PAGE TEXT —
········

Thursday, June 3, 2010

Lice!

When I first discovered I had lice, the urge to find the culprit
who’d passed them on to me was strong. I came to believe that the
girl who sat in front of me in class was the culprit. My friends
didn’t have lice. It had to be the girl who was always dirty and
smelled of urine. Only people like that, I figured, had lice. Her
hair was such a mess that I couldn’t tell, but that didn’t stop me
from lashing out at her during a recess.

“You always smell bad. Don’t you wash?”

My friend Else pulled me away before I could proceed with the
attack.“Don’t say mean things to her. Don’t you know she comes
from a very poor family? She has to sleep with a younger sister
who wets the bed. Leave her alone.”

It made me feel sorry for the girl, but I didn’t apologize. She
could still wash, was my thinking. I also didn’t reveal my own
problem, which was getting worse despite my efforts. I begged
Mama to help me. Her response was curt. “You’re big enough to
take care of it.”

I was positive my friends couldn’t help, even if I had the courage
to tell them about it. I was certain that they would shun me. No
mother would allow her daughter to associate with a person who had
lice. I took pains to make sure that no one stood behind me for
long. Lice are not plainly visible, but their eggs are. Being in
the back row helped, but one day our new teacher Frau Christman
called on me, and asked me to the blackboard for a math problem.
I went to the board and wrote out the calculation under her
direction. She stepped behind me, saying I should solve it. The
very idea of her eyes on the back of my head made me uneasy and
I froze. The figures on the board suddenly meant nothing. All I
could feel were eyes inspecting my head. I just knew she was
going to order me from the room.

“I have to sit down. I can’t finish it.” The words exploded
from me as I turned without permission to rush back to my desk
embarrassed and near tears.

At the end of the day, Frau Christman asked me to stay for a minute.

“Annchen, what happened at the board? You could have done the
problem. I wouldn’t have asked you otherwise.”

I wanted to spill my insides out to the woman in front of me, to
tell her everything and ask her help. The fear of a shaved head and
shame kept me from it. I could only manage a weak excuse. “I’m sorry,
Frau Christman. I don’t know what came over me.”

········

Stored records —
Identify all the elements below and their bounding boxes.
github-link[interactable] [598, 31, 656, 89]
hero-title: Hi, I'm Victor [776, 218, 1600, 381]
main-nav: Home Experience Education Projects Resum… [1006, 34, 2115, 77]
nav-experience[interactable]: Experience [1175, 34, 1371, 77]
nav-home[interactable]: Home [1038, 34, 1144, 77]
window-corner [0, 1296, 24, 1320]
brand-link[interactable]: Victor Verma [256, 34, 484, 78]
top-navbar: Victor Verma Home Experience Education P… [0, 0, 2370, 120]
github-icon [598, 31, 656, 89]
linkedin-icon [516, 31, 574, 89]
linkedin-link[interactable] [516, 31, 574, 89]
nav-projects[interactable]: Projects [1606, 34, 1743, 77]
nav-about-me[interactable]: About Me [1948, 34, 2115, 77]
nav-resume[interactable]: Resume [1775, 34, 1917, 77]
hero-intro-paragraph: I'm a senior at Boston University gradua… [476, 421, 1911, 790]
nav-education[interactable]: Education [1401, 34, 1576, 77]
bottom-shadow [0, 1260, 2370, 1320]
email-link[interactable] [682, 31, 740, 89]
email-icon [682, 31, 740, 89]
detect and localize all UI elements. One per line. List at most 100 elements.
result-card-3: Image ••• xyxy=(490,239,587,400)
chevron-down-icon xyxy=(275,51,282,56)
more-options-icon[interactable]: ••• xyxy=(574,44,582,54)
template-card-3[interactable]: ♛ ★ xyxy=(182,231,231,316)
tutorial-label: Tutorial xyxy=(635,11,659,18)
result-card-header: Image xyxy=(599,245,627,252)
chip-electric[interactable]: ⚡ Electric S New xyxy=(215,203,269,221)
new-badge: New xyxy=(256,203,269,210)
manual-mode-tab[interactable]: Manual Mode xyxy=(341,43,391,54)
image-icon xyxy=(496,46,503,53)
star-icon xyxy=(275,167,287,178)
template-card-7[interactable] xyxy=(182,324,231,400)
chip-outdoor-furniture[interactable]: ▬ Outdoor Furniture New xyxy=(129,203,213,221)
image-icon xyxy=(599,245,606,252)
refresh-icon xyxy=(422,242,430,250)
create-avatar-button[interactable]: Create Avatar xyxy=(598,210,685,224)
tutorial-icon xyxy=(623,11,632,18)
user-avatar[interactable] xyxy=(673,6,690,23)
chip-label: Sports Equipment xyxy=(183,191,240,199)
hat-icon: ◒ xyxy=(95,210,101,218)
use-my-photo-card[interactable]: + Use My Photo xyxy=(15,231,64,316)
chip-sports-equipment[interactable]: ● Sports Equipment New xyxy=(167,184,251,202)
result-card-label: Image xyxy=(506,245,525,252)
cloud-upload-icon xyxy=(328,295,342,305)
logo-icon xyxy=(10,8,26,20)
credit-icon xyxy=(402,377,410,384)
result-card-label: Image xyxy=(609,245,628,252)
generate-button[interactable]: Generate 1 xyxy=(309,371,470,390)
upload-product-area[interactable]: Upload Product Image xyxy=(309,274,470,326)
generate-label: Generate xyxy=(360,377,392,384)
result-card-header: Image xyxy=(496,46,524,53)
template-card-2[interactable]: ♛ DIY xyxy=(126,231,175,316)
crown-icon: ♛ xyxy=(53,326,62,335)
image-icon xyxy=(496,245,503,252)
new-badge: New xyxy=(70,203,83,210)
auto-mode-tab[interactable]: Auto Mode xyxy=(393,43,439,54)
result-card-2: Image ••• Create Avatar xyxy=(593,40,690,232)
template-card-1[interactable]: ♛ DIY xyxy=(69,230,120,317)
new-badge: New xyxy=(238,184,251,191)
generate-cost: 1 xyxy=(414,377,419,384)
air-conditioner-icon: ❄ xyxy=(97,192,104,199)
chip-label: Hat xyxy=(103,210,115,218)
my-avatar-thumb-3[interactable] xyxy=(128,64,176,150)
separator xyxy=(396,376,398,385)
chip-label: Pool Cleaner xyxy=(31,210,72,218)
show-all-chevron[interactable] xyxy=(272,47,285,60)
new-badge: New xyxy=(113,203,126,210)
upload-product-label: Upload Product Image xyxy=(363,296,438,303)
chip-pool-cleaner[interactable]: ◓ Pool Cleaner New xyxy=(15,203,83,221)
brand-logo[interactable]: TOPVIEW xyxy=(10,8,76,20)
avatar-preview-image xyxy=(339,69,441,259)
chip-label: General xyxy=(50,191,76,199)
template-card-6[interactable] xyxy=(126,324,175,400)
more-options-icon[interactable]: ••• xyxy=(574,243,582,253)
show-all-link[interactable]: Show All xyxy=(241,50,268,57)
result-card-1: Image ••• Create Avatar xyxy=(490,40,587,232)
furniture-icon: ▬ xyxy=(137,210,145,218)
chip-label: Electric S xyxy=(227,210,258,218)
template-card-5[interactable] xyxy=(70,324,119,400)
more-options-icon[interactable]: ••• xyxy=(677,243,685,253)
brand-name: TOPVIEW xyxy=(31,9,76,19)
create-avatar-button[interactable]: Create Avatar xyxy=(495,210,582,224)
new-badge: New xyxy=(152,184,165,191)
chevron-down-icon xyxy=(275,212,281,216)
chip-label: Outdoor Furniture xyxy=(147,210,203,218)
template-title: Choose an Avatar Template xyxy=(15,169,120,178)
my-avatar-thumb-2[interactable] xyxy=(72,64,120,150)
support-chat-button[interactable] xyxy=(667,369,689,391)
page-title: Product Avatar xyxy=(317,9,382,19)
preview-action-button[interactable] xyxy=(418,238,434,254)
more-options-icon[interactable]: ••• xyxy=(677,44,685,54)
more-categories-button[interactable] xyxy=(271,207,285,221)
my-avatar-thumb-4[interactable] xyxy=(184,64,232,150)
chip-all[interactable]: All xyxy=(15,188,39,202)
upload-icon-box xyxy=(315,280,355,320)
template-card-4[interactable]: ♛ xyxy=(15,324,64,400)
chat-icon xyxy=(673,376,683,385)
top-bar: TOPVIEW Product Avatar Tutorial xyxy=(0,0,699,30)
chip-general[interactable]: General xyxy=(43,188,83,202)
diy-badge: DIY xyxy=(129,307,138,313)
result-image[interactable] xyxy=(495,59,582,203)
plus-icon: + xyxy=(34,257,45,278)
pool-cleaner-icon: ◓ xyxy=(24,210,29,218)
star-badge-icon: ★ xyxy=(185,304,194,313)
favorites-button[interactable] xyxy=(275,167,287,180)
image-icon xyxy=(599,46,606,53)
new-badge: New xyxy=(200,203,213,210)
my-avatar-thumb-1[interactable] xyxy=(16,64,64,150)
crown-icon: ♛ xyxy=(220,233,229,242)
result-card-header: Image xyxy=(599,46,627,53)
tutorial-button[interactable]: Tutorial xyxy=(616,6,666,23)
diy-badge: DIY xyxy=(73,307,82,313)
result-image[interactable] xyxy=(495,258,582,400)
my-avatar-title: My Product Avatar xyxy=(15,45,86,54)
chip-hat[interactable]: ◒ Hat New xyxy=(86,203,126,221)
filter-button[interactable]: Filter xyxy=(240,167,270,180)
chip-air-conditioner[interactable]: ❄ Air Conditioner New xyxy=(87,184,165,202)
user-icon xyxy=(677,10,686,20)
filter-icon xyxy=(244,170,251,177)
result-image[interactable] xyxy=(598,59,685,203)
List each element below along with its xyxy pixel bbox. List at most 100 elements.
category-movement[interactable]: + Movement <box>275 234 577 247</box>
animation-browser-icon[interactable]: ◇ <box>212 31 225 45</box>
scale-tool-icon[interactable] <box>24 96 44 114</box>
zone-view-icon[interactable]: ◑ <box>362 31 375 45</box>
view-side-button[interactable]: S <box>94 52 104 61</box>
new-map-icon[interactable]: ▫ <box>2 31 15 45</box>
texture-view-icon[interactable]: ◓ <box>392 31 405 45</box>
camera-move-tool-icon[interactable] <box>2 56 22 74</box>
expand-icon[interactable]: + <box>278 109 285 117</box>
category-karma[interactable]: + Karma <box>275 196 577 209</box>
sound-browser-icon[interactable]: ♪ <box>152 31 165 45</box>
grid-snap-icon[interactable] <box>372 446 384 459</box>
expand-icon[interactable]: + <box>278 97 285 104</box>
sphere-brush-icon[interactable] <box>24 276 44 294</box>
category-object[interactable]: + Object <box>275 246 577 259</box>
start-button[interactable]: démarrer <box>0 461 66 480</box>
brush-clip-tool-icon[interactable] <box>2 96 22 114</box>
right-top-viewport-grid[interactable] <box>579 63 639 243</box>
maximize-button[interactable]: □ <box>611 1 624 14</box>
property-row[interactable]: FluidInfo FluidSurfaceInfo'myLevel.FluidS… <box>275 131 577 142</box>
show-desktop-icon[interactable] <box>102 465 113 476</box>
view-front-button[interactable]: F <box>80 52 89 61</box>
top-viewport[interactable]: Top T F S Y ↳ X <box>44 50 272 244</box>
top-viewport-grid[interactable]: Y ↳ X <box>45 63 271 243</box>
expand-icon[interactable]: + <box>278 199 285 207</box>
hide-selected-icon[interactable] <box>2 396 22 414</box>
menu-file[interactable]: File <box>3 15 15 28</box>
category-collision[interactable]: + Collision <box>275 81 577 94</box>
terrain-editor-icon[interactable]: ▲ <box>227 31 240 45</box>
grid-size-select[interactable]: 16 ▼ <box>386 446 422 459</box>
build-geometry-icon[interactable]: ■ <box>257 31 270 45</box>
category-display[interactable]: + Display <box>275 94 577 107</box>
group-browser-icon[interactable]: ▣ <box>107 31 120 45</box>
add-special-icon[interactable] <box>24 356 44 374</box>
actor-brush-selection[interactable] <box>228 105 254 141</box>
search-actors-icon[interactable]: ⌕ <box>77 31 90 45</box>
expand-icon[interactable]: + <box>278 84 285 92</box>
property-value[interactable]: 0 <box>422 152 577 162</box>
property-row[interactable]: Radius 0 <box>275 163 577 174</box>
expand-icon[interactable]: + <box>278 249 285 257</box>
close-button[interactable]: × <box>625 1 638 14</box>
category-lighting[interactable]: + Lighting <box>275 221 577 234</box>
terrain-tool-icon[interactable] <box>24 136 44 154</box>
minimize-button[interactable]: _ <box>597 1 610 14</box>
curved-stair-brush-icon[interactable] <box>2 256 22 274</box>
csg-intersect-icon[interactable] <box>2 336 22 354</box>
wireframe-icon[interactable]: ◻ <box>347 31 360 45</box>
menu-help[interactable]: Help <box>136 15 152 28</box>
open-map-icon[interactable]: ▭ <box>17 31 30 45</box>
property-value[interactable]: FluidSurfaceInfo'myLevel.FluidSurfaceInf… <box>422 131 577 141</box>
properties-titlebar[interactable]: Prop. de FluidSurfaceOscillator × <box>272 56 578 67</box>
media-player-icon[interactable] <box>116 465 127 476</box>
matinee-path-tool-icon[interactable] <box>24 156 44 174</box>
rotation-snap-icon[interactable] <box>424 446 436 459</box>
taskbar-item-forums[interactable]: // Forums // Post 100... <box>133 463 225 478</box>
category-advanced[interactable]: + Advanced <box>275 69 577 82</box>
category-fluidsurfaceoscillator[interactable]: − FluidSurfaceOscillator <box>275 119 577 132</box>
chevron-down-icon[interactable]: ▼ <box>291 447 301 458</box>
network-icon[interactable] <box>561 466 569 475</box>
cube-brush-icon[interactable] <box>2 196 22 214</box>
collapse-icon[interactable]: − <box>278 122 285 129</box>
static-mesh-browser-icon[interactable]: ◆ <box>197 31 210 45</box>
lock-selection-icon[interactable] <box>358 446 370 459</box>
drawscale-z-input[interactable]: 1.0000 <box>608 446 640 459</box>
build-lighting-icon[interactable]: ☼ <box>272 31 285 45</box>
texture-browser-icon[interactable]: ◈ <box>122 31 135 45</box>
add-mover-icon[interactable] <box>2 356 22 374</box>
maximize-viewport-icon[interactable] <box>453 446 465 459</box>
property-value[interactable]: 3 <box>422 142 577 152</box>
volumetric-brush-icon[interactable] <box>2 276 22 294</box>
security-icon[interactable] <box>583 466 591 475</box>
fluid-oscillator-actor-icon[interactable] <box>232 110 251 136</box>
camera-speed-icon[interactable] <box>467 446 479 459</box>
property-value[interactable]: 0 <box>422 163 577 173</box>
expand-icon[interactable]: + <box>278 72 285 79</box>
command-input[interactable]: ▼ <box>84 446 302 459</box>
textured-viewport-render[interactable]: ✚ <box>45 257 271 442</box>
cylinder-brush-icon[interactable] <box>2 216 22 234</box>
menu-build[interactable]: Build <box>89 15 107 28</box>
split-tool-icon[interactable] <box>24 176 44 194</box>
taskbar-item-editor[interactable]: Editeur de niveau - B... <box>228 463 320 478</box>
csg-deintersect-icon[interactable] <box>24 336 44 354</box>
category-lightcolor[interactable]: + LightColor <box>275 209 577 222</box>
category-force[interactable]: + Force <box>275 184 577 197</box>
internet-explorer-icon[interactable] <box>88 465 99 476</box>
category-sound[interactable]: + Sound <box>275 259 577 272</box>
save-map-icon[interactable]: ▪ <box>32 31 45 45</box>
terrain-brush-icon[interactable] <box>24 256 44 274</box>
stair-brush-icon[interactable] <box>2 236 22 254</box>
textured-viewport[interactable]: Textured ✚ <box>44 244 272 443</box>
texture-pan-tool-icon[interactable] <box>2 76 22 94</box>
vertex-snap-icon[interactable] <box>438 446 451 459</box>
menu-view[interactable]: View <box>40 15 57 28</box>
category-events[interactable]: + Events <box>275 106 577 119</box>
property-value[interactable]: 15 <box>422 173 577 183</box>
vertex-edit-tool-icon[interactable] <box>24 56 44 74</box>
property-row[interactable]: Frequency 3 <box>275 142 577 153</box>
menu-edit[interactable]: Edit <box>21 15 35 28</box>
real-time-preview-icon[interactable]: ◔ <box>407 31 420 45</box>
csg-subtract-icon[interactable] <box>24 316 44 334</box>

········

TO DO —
- a) Duplicate the lice story between "I went to the" and "for a minute.", inclusive.
- b) Write out every passage that appears inside quotation marks in the lice story, in the order they occur.

WRITTEN RESPONSES —
- a)
I went to the board and wrote out the calculation under her
direction. She stepped behind me, saying I should solve it. The
very idea of her eyes on the back of my head made me uneasy and
I froze. The figures on the board suddenly meant nothing. All I
could feel were eyes inspecting my head. I just knew she was
going to order me from the room.

“I have to sit down. I can’t finish it.” The words exploded
from me as I turned without permission to rush back to my desk
embarrassed and near tears.

At the end of the day, Frau Christman asked me to stay for a minute.

- b)
1. "You always smell bad. Don't you wash?"
2. "Don't say mean things to her. Don't you know she comes from a very poor family? She has to sleep with a younger sister who wets the bed. Leave her alone."
3. "You're big enough to take care of it."
4. "I have to sit down. I can't finish it."
5. "Annchen, what happened at the board? You could have done the problem. I wouldn't have asked you otherwise."
6. "I'm sorry, Frau Christman. I don't know what came over me."